__Excerpted records__
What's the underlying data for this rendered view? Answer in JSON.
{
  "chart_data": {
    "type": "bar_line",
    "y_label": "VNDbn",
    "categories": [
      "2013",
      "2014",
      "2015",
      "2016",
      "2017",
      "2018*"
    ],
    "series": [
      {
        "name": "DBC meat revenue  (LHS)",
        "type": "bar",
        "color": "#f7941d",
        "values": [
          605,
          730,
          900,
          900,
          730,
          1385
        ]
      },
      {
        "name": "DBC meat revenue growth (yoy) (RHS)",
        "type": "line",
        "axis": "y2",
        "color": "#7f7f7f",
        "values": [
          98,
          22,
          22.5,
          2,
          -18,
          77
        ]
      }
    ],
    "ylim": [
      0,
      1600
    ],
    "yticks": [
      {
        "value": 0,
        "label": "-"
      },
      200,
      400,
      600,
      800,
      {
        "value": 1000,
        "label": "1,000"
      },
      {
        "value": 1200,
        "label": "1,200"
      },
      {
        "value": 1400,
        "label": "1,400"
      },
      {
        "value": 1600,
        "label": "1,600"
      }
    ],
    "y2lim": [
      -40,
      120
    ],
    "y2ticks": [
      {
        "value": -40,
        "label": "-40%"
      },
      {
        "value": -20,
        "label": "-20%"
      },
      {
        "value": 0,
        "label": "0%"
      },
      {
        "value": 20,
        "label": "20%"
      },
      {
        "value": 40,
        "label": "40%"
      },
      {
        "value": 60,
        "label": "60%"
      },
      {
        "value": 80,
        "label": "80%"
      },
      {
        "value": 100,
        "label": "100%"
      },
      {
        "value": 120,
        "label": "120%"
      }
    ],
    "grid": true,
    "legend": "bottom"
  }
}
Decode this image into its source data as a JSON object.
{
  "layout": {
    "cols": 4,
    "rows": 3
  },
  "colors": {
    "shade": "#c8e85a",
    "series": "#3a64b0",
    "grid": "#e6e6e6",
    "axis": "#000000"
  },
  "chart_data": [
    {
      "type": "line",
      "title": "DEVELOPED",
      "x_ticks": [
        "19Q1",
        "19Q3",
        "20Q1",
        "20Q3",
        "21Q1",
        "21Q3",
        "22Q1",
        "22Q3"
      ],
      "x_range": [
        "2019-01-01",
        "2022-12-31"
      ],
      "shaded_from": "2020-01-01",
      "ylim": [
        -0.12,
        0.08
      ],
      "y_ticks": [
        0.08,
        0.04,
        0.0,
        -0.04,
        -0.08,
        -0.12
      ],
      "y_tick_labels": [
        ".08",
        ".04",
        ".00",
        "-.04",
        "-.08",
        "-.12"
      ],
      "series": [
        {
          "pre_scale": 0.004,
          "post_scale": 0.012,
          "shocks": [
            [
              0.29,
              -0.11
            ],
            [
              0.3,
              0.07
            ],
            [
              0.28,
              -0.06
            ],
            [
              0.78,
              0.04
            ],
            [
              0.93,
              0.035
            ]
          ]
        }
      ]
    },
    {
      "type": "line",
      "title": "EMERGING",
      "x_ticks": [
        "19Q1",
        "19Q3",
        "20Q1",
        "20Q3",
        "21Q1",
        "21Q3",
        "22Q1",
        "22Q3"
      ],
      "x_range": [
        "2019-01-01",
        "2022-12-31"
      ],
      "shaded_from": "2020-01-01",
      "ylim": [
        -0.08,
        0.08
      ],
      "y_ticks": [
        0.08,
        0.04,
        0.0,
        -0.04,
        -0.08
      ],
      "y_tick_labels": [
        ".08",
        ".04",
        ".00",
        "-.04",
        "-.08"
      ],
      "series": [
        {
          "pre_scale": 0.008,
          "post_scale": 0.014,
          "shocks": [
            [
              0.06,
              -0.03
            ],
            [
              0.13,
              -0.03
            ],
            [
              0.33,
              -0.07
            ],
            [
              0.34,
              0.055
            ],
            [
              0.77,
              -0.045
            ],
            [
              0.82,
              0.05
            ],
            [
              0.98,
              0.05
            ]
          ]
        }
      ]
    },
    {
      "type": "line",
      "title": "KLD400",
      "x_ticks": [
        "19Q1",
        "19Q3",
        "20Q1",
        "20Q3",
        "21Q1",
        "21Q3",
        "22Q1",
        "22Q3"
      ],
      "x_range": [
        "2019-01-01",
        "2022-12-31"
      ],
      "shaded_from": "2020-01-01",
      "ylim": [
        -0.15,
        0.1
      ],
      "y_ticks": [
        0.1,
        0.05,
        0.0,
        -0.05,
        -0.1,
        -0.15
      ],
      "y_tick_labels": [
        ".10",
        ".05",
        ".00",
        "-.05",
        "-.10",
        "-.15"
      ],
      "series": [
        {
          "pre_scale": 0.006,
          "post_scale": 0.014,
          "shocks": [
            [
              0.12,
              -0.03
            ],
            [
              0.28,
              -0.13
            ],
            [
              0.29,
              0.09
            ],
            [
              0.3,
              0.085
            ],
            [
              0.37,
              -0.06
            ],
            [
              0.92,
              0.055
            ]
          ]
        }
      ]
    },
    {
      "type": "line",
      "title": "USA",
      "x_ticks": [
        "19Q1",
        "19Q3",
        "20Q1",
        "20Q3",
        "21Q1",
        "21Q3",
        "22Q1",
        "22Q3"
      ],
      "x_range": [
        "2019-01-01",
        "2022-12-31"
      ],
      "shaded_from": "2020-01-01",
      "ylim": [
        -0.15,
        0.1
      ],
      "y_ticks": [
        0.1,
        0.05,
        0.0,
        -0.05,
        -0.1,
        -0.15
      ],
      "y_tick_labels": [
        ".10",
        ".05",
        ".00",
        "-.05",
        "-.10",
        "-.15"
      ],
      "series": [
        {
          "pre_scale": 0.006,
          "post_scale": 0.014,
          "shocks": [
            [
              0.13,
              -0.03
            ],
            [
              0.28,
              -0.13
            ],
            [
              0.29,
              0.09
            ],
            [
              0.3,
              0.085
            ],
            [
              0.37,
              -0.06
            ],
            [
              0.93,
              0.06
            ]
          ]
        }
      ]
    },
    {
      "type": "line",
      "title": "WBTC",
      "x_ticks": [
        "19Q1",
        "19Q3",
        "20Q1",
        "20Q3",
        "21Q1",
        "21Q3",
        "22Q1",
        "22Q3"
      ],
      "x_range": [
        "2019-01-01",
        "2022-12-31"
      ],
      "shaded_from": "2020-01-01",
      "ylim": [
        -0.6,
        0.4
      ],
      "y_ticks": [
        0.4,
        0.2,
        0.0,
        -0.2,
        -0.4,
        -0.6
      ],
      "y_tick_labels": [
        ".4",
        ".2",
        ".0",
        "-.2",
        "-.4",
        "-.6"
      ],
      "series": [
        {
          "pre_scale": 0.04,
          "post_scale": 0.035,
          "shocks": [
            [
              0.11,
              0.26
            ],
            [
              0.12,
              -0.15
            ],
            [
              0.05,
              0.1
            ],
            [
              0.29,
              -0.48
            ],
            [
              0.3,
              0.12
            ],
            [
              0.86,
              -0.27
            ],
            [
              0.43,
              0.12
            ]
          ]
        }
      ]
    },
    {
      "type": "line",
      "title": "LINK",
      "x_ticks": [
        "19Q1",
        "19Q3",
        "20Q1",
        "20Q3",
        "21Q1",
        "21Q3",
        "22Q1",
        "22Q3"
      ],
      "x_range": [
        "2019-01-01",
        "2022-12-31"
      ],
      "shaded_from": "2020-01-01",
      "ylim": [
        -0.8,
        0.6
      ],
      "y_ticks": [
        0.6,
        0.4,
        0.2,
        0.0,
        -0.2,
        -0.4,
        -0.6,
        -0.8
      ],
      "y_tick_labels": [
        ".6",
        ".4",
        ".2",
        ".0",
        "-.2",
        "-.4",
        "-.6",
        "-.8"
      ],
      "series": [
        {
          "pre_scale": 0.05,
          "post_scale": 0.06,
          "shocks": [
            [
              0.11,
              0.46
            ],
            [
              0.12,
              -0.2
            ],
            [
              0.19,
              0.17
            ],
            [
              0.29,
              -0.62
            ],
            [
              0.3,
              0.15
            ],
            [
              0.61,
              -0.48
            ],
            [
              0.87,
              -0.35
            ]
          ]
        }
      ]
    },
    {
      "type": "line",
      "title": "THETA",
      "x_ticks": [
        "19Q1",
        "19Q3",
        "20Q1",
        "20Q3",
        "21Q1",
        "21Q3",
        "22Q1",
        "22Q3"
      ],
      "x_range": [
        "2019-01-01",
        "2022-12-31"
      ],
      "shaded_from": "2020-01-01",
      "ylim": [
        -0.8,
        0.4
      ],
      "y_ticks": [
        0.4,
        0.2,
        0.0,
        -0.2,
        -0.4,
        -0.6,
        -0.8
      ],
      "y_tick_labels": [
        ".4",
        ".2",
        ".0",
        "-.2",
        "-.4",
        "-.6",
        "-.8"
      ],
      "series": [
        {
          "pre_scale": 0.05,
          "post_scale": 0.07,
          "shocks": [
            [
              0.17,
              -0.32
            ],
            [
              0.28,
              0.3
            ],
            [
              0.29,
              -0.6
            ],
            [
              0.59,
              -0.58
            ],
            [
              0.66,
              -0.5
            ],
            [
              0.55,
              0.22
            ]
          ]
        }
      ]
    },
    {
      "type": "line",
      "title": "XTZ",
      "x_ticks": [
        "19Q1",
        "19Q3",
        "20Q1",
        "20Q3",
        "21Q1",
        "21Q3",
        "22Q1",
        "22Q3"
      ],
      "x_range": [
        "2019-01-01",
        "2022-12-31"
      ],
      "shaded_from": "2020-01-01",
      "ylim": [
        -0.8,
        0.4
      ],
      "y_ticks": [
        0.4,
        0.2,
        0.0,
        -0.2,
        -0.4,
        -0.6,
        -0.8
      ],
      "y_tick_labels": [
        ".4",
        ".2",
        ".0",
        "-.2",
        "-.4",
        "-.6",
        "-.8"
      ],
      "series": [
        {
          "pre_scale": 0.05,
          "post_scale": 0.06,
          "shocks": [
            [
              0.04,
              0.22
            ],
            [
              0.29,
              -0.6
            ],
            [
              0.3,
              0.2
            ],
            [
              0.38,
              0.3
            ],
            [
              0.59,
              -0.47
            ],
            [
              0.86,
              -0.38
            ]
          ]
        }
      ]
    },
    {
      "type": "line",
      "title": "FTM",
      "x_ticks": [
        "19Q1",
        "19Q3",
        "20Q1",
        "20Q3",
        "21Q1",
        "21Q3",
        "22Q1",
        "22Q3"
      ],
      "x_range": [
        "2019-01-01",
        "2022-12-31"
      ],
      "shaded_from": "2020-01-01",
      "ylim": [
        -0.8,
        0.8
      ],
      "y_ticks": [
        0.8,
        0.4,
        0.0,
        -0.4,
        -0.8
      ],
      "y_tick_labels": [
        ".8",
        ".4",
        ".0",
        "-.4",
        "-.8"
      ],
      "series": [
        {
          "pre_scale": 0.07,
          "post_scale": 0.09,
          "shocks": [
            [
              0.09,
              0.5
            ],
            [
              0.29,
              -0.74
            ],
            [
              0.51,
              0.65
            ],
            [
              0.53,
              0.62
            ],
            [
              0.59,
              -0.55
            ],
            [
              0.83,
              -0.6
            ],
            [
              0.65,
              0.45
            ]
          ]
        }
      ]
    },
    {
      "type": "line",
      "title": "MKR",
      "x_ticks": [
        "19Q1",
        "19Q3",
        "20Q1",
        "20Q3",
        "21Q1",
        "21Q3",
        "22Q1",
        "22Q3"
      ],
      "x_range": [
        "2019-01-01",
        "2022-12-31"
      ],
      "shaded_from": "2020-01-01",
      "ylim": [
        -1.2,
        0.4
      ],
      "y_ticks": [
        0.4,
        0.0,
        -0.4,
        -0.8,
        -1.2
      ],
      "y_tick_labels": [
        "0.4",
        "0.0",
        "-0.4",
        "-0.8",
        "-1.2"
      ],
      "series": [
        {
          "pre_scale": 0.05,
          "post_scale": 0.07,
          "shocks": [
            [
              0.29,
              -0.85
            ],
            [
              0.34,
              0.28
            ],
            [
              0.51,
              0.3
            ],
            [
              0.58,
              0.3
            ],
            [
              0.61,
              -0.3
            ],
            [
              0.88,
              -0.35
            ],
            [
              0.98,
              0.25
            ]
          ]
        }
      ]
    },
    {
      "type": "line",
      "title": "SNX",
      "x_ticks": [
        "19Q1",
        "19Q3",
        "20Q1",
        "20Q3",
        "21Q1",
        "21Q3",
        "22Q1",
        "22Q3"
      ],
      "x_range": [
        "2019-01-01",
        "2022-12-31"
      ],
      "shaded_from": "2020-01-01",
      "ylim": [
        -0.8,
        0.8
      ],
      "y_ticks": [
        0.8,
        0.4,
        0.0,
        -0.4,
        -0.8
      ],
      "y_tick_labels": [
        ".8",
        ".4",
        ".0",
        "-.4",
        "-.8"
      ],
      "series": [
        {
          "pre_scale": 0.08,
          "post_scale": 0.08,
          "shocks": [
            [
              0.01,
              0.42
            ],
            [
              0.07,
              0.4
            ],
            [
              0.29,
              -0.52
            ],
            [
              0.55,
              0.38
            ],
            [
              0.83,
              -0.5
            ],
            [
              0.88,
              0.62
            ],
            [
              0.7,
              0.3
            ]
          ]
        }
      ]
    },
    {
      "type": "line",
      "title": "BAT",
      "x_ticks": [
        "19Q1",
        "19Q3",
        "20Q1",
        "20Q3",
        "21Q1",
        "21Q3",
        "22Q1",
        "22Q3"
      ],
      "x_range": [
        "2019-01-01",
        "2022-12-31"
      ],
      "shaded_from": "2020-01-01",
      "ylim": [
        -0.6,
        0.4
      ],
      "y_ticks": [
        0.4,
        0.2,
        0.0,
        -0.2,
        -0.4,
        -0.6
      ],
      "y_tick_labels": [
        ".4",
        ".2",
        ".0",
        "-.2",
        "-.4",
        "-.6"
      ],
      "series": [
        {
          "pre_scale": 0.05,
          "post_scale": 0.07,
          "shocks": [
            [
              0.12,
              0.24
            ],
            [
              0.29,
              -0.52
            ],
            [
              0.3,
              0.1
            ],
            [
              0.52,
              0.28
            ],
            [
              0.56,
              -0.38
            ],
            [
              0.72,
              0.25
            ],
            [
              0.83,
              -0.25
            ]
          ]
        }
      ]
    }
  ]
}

__Work to do__
Extract all lines of the records above that include "JSON".

__Full answer__
What's the underlying data for this rendered view? Answer in JSON.
Decode this image into its source data as a JSON object.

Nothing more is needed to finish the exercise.